(Dataset entries)
++++++++++++++++++++

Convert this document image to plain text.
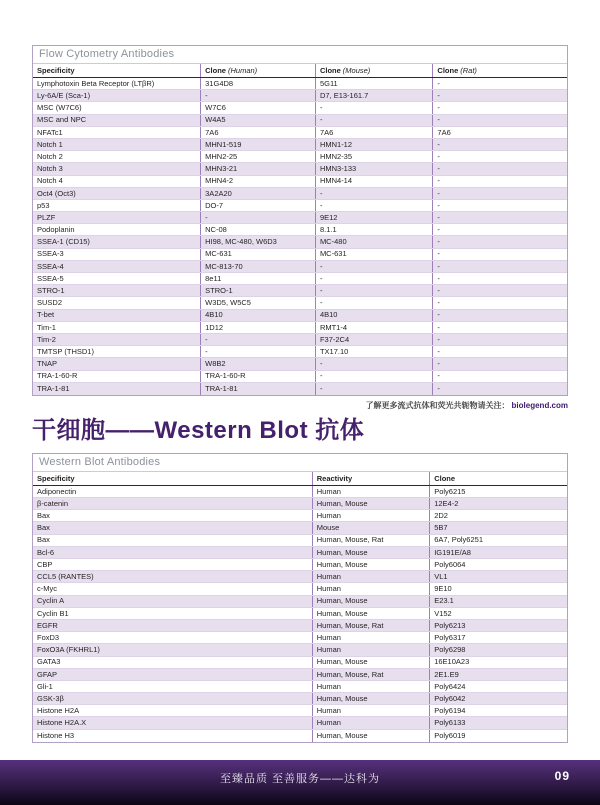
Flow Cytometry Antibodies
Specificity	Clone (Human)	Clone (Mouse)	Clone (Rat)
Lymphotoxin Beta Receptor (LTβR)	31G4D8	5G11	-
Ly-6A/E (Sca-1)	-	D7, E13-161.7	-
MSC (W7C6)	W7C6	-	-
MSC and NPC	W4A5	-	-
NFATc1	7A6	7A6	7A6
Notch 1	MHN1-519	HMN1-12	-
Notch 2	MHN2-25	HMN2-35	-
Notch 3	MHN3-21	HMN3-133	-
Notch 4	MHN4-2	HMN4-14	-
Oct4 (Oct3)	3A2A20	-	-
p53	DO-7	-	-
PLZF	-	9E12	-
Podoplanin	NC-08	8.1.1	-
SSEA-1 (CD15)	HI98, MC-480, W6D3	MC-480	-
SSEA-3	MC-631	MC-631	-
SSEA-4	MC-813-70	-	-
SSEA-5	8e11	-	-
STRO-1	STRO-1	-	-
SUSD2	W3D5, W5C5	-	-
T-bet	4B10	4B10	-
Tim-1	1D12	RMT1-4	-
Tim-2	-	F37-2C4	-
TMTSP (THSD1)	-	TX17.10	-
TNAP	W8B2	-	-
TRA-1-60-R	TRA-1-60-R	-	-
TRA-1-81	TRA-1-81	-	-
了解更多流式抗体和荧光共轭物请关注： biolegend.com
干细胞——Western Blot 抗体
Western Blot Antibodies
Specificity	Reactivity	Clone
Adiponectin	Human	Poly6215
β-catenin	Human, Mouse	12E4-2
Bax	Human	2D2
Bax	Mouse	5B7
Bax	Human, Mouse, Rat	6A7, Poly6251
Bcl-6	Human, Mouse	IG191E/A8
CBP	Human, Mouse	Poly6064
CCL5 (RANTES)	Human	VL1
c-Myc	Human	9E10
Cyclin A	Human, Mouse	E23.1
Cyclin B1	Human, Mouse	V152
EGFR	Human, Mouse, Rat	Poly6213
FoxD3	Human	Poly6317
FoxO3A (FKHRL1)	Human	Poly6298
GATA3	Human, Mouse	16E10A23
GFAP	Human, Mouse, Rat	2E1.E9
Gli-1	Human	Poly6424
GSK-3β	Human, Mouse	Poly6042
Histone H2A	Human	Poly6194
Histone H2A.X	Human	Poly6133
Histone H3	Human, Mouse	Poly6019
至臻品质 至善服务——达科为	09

++++++++++++++++++++

TASK STATEMENT: Look for the string "Cyclin" in the data above and return every line that has it.

FINISHED TASK:
Cyclin A	Human, Mouse	E23.1
Cyclin B1	Human, Mouse	V152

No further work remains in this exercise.